## WHAT IS ASKED
State the count of lines below in which the word "Józefa" appears, and add nothing.

## Start RAW DATA

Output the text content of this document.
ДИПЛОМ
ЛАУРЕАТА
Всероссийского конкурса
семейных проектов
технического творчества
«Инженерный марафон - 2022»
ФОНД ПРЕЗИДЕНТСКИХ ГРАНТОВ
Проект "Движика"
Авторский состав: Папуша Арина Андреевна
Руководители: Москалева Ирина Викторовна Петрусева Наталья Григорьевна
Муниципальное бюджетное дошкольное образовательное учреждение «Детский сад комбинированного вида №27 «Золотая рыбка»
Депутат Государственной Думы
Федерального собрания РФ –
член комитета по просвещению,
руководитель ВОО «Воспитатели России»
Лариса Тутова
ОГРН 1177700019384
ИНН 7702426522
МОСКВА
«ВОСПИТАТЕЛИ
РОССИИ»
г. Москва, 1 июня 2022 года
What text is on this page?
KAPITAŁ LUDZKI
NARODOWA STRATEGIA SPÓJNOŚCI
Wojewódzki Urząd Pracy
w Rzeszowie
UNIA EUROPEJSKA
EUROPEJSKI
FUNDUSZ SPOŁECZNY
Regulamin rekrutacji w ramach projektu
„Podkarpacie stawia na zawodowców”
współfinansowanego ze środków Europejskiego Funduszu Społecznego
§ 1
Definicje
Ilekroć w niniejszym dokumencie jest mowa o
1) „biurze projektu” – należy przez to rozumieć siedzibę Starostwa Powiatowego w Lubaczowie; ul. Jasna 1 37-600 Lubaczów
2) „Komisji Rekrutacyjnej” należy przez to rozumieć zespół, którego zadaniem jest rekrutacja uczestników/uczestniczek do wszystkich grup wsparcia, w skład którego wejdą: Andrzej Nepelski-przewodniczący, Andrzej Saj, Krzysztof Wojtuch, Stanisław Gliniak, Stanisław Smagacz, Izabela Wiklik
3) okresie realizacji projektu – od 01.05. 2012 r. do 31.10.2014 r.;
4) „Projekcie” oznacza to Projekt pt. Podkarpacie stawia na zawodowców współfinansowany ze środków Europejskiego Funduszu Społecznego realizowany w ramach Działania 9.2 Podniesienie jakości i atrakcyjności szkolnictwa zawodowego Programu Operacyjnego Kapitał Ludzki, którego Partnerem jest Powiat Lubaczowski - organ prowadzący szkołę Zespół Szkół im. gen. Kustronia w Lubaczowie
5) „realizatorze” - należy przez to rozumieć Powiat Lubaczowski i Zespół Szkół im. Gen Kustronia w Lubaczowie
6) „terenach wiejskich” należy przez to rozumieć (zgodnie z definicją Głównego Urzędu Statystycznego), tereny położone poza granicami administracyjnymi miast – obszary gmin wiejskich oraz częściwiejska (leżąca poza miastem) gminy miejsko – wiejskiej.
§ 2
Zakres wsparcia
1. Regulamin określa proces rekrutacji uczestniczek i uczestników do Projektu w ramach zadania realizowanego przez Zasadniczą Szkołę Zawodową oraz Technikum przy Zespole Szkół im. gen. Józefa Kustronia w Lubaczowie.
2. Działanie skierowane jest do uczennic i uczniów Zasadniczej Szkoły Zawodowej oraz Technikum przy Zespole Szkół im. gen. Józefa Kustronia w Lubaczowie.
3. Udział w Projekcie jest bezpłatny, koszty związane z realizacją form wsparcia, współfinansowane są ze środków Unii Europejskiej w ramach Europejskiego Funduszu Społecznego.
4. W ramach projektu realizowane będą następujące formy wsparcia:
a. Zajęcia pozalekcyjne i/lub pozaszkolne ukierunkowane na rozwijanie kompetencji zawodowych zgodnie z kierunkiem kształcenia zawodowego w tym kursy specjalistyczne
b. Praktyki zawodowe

## End RAW DATA

## REPLY TO THE TASK
2